WHAT IS EXPECTED: Select every line below containing the word "single".
-- Start of EXTRACTED ENTRIES --
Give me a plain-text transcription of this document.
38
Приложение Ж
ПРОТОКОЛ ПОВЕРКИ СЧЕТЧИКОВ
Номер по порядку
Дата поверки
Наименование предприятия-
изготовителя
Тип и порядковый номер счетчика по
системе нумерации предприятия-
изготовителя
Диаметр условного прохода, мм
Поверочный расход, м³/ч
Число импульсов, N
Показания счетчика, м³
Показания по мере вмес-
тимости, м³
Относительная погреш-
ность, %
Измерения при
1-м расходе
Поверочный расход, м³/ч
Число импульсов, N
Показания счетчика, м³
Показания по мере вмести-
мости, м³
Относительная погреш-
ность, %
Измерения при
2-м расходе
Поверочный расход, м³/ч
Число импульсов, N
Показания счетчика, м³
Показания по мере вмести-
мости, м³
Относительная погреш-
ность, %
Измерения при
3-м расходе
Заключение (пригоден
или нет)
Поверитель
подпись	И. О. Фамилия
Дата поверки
-- End of EXTRACTED ENTRIES --
-- Start of EXTRACTED ENTRIES --
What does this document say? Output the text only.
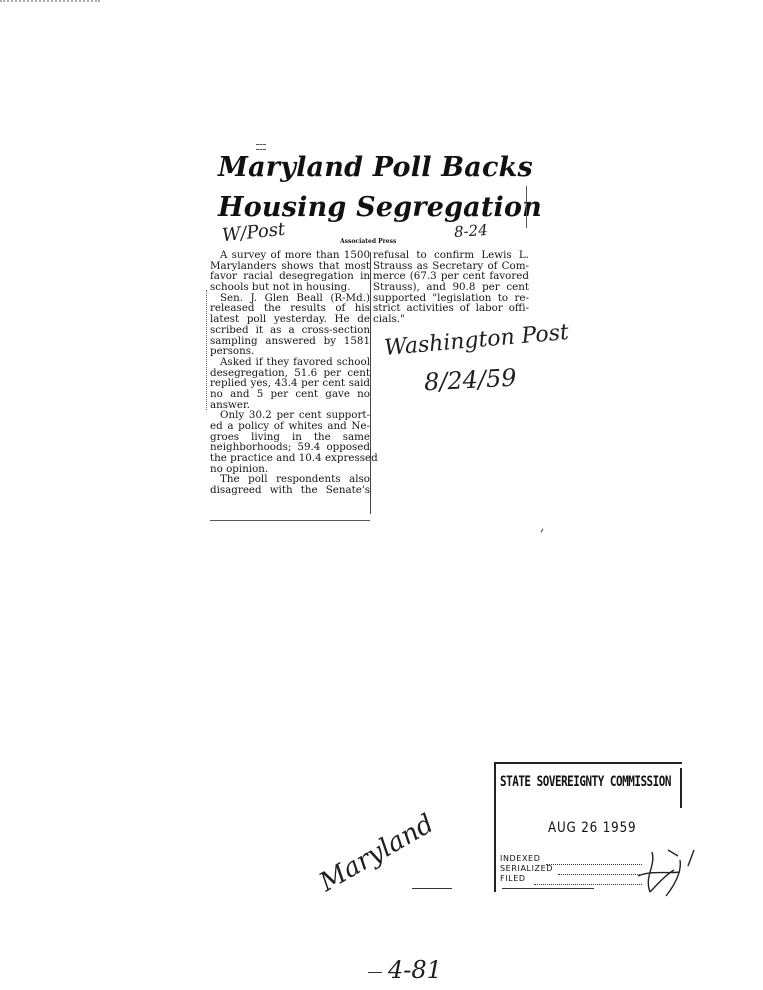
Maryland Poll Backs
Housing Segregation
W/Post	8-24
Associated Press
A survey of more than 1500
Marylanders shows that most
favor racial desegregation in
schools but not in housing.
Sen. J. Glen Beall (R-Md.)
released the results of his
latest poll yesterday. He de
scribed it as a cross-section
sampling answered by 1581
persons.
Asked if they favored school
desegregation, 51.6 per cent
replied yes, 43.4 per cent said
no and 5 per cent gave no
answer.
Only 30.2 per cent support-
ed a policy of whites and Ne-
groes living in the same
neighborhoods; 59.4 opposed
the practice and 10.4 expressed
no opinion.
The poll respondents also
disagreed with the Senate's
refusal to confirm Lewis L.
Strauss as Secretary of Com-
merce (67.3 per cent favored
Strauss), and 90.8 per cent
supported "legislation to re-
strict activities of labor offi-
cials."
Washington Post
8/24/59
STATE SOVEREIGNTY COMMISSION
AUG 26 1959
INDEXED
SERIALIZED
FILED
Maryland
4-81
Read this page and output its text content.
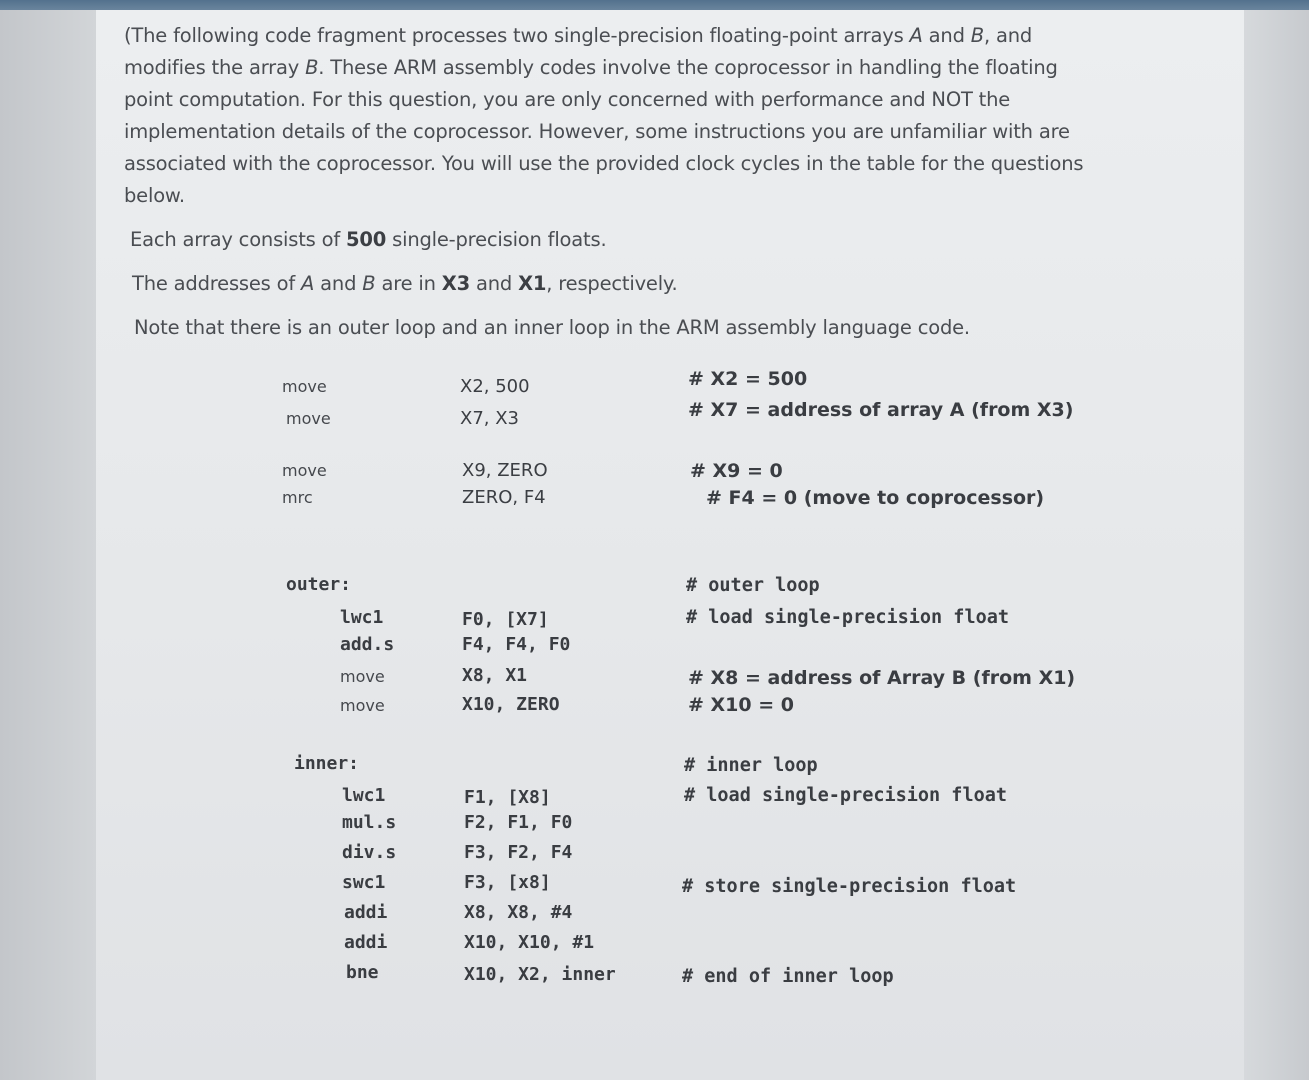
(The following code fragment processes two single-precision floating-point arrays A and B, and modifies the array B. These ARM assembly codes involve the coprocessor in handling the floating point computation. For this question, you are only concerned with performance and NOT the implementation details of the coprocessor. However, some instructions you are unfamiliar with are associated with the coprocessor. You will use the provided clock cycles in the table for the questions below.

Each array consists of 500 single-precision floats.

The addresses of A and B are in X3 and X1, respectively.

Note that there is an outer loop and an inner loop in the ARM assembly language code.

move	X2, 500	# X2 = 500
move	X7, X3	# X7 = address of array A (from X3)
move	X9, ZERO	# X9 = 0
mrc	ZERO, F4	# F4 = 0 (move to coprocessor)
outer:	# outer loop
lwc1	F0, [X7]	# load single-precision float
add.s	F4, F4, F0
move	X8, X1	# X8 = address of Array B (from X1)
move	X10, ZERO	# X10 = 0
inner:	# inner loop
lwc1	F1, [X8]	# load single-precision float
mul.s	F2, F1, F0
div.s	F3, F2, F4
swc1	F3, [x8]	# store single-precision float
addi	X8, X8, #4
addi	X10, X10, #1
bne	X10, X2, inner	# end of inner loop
-- End of EXTRACTED ENTRIES --
RESPONSE BELOW:
(The following code fragment processes two single-precision floating-point arrays A and B, and modifies the array B. These ARM assembly codes involve the coprocessor in handling the floating point computation. For this question, you are only concerned with performance and NOT the implementation details of the coprocessor. However, some instructions you are unfamiliar with are associated with the coprocessor. You will use the provided clock cycles in the table for the questions below.
Each array consists of 500 single-precision floats.
lwc1	F0, [X7]	# load single-precision float
lwc1	F1, [X8]	# load single-precision float
swc1	F3, [x8]	# store single-precision float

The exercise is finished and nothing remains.